_Figure collection entries_.
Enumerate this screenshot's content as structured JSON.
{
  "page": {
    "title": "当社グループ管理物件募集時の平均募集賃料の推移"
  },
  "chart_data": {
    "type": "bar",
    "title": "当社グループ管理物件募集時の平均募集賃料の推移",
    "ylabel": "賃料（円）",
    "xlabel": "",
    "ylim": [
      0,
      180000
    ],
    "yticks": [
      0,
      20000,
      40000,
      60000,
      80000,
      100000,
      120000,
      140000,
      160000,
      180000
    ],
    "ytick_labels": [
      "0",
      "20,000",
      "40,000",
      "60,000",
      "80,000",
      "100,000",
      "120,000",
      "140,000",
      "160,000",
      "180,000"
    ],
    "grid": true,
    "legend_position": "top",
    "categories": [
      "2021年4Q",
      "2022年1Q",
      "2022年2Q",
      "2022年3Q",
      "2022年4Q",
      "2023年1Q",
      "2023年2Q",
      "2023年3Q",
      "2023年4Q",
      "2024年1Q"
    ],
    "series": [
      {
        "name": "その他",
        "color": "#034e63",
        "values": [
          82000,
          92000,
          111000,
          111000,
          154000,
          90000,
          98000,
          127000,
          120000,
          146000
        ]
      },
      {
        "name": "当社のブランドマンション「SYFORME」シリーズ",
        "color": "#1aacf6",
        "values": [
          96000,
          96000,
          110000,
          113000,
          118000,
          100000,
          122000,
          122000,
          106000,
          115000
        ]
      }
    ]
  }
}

_Exercise_.
Write down all the entries again without a single difference.

_Answer to the exercise_.
Enumerate this screenshot's content as structured JSON.
{
  "page": {
    "title": "当社グループ管理物件募集時の平均募集賃料の推移"
  },
  "chart_data": {
    "type": "bar",
    "title": "当社グループ管理物件募集時の平均募集賃料の推移",
    "ylabel": "賃料（円）",
    "xlabel": "",
    "ylim": [
      0,
      180000
    ],
    "yticks": [
      0,
      20000,
      40000,
      60000,
      80000,
      100000,
      120000,
      140000,
      160000,
      180000
    ],
    "ytick_labels": [
      "0",
      "20,000",
      "40,000",
      "60,000",
      "80,000",
      "100,000",
      "120,000",
      "140,000",
      "160,000",
      "180,000"
    ],
    "grid": true,
    "legend_position": "top",
    "categories": [
      "2021年4Q",
      "2022年1Q",
      "2022年2Q",
      "2022年3Q",
      "2022年4Q",
      "2023年1Q",
      "2023年2Q",
      "2023年3Q",
      "2023年4Q",
      "2024年1Q"
    ],
    "series": [
      {
        "name": "その他",
        "color": "#034e63",
        "values": [
          82000,
          92000,
          111000,
          111000,
          154000,
          90000,
          98000,
          127000,
          120000,
          146000
        ]
      },
      {
        "name": "当社のブランドマンション「SYFORME」シリーズ",
        "color": "#1aacf6",
        "values": [
          96000,
          96000,
          110000,
          113000,
          118000,
          100000,
          122000,
          122000,
          106000,
          115000
        ]
      }
    ]
  }
}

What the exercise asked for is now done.